*** INFORMATION SHOWN

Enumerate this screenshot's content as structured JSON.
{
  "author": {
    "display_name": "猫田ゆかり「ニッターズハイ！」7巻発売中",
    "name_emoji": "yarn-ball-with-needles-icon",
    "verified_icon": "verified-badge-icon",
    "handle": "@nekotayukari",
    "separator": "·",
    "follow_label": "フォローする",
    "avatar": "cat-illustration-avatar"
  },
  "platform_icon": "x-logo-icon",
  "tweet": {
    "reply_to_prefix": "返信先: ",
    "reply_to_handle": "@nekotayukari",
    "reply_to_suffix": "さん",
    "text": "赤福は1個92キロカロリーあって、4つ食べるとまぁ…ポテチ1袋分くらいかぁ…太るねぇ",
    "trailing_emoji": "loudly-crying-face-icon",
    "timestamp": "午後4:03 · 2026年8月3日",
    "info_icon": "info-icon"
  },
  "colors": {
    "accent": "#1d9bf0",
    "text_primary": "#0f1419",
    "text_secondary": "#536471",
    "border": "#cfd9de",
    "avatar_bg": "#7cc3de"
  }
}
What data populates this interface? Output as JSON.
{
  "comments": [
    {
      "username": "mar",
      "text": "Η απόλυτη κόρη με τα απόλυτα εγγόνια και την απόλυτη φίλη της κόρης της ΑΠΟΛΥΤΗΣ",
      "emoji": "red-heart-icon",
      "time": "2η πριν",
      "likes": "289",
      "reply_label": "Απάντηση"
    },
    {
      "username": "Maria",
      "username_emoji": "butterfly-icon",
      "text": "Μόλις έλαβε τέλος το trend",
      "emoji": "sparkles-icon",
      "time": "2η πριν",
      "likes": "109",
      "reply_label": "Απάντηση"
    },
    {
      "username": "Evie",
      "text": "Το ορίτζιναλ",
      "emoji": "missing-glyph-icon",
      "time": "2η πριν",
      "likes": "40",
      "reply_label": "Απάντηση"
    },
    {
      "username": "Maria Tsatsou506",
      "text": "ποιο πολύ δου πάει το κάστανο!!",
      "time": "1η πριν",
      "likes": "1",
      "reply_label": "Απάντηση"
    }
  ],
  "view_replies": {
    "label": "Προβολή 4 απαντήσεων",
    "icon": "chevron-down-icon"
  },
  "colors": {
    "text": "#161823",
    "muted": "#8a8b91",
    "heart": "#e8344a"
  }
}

******

§ INSTRUCTIONS TO FOLLOW
All of the entries must be written out exactly as they stand.

§ REPLY TO THE TASK
Enumerate this screenshot's content as structured JSON.
{
  "author": {
    "display_name": "猫田ゆかり「ニッターズハイ！」7巻発売中",
    "name_emoji": "yarn-ball-with-needles-icon",
    "verified_icon": "verified-badge-icon",
    "handle": "@nekotayukari",
    "separator": "·",
    "follow_label": "フォローする",
    "avatar": "cat-illustration-avatar"
  },
  "platform_icon": "x-logo-icon",
  "tweet": {
    "reply_to_prefix": "返信先: ",
    "reply_to_handle": "@nekotayukari",
    "reply_to_suffix": "さん",
    "text": "赤福は1個92キロカロリーあって、4つ食べるとまぁ…ポテチ1袋分くらいかぁ…太るねぇ",
    "trailing_emoji": "loudly-crying-face-icon",
    "timestamp": "午後4:03 · 2026年8月3日",
    "info_icon": "info-icon"
  },
  "colors": {
    "accent": "#1d9bf0",
    "text_primary": "#0f1419",
    "text_secondary": "#536471",
    "border": "#cfd9de",
    "avatar_bg": "#7cc3de"
  }
}
What data populates this interface? Output as JSON.
{
  "comments": [
    {
      "username": "mar",
      "text": "Η απόλυτη κόρη με τα απόλυτα εγγόνια και την απόλυτη φίλη της κόρης της ΑΠΟΛΥΤΗΣ",
      "emoji": "red-heart-icon",
      "time": "2η πριν",
      "likes": "289",
      "reply_label": "Απάντηση"
    },
    {
      "username": "Maria",
      "username_emoji": "butterfly-icon",
      "text": "Μόλις έλαβε τέλος το trend",
      "emoji": "sparkles-icon",
      "time": "2η πριν",
      "likes": "109",
      "reply_label": "Απάντηση"
    },
    {
      "username": "Evie",
      "text": "Το ορίτζιναλ",
      "emoji": "missing-glyph-icon",
      "time": "2η πριν",
      "likes": "40",
      "reply_label": "Απάντηση"
    },
    {
      "username": "Maria Tsatsou506",
      "text": "ποιο πολύ δου πάει το κάστανο!!",
      "time": "1η πριν",
      "likes": "1",
      "reply_label": "Απάντηση"
    }
  ],
  "view_replies": {
    "label": "Προβολή 4 απαντήσεων",
    "icon": "chevron-down-icon"
  },
  "colors": {
    "text": "#161823",
    "muted": "#8a8b91",
    "heart": "#e8344a"
  }
}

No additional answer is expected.